## Brief
Print all the records exactly, please.

◇ ◇ ◇ ◇

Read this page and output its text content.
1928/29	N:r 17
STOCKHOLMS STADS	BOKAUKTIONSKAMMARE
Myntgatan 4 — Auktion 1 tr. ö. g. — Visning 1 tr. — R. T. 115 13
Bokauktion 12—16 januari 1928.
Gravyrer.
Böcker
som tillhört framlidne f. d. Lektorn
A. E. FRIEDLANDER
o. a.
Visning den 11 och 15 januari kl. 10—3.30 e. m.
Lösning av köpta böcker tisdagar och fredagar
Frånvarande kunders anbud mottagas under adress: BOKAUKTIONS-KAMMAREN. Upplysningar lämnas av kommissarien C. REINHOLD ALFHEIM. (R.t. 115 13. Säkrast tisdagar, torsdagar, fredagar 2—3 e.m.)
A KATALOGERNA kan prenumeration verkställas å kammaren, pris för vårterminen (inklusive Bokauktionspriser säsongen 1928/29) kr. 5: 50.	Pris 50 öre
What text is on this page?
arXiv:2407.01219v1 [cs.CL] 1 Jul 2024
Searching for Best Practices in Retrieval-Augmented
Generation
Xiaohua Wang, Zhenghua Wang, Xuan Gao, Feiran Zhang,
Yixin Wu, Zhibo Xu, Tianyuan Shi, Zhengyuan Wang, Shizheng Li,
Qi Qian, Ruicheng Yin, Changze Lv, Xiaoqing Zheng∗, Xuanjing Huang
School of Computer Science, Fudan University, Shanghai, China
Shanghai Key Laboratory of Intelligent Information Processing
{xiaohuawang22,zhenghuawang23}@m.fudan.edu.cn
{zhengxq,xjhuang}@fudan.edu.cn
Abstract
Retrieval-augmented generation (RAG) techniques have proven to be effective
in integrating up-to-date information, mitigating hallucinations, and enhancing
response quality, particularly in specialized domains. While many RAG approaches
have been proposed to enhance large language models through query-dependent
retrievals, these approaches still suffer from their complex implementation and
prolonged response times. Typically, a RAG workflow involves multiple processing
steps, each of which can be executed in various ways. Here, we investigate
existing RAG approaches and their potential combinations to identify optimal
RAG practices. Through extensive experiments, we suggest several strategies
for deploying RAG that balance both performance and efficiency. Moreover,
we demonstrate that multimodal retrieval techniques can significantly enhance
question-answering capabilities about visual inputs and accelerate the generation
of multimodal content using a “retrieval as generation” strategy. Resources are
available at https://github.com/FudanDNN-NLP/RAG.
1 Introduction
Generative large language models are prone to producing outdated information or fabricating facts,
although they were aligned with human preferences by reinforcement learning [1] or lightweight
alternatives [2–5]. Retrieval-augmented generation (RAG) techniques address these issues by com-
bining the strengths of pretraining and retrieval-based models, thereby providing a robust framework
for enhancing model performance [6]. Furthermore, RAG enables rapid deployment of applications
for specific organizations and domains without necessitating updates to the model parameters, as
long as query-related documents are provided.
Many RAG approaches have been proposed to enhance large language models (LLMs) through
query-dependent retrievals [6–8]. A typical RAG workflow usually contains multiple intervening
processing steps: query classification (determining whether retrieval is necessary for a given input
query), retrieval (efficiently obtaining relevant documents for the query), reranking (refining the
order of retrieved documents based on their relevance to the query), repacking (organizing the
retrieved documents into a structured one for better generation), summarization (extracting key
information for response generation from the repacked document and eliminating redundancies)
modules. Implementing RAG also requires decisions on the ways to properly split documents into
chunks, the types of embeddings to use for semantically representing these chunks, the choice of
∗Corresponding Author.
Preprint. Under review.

◇ ◇ ◇ ◇

## Full response
Read this page and output its text content.
1928/29	N:r 17
STOCKHOLMS STADS	BOKAUKTIONSKAMMARE
Myntgatan 4 — Auktion 1 tr. ö. g. — Visning 1 tr. — R. T. 115 13
Bokauktion 12—16 januari 1928.
Gravyrer.
Böcker
som tillhört framlidne f. d. Lektorn
A. E. FRIEDLANDER
o. a.
Visning den 11 och 15 januari kl. 10—3.30 e. m.
Lösning av köpta böcker tisdagar och fredagar
Frånvarande kunders anbud mottagas under adress: BOKAUKTIONS-KAMMAREN. Upplysningar lämnas av kommissarien C. REINHOLD ALFHEIM. (R.t. 115 13. Säkrast tisdagar, torsdagar, fredagar 2—3 e.m.)
A KATALOGERNA kan prenumeration verkställas å kammaren, pris för vårterminen (inklusive Bokauktionspriser säsongen 1928/29) kr. 5: 50.	Pris 50 öre
What text is on this page?
arXiv:2407.01219v1 [cs.CL] 1 Jul 2024
Searching for Best Practices in Retrieval-Augmented
Generation
Xiaohua Wang, Zhenghua Wang, Xuan Gao, Feiran Zhang,
Yixin Wu, Zhibo Xu, Tianyuan Shi, Zhengyuan Wang, Shizheng Li,
Qi Qian, Ruicheng Yin, Changze Lv, Xiaoqing Zheng∗, Xuanjing Huang
School of Computer Science, Fudan University, Shanghai, China
Shanghai Key Laboratory of Intelligent Information Processing
{xiaohuawang22,zhenghuawang23}@m.fudan.edu.cn
{zhengxq,xjhuang}@fudan.edu.cn
Abstract
Retrieval-augmented generation (RAG) techniques have proven to be effective
in integrating up-to-date information, mitigating hallucinations, and enhancing
response quality, particularly in specialized domains. While many RAG approaches
have been proposed to enhance large language models through query-dependent
retrievals, these approaches still suffer from their complex implementation and
prolonged response times. Typically, a RAG workflow involves multiple processing
steps, each of which can be executed in various ways. Here, we investigate
existing RAG approaches and their potential combinations to identify optimal
RAG practices. Through extensive experiments, we suggest several strategies
for deploying RAG that balance both performance and efficiency. Moreover,
we demonstrate that multimodal retrieval techniques can significantly enhance
question-answering capabilities about visual inputs and accelerate the generation
of multimodal content using a “retrieval as generation” strategy. Resources are
available at https://github.com/FudanDNN-NLP/RAG.
1 Introduction
Generative large language models are prone to producing outdated information or fabricating facts,
although they were aligned with human preferences by reinforcement learning [1] or lightweight
alternatives [2–5]. Retrieval-augmented generation (RAG) techniques address these issues by com-
bining the strengths of pretraining and retrieval-based models, thereby providing a robust framework
for enhancing model performance [6]. Furthermore, RAG enables rapid deployment of applications
for specific organizations and domains without necessitating updates to the model parameters, as
long as query-related documents are provided.
Many RAG approaches have been proposed to enhance large language models (LLMs) through
query-dependent retrievals [6–8]. A typical RAG workflow usually contains multiple intervening
processing steps: query classification (determining whether retrieval is necessary for a given input
query), retrieval (efficiently obtaining relevant documents for the query), reranking (refining the
order of retrieved documents based on their relevance to the query), repacking (organizing the
retrieved documents into a structured one for better generation), summarization (extracting key
information for response generation from the repacked document and eliminating redundancies)
modules. Implementing RAG also requires decisions on the ways to properly split documents into
chunks, the types of embeddings to use for semantically representing these chunks, the choice of
∗Corresponding Author.
Preprint. Under review.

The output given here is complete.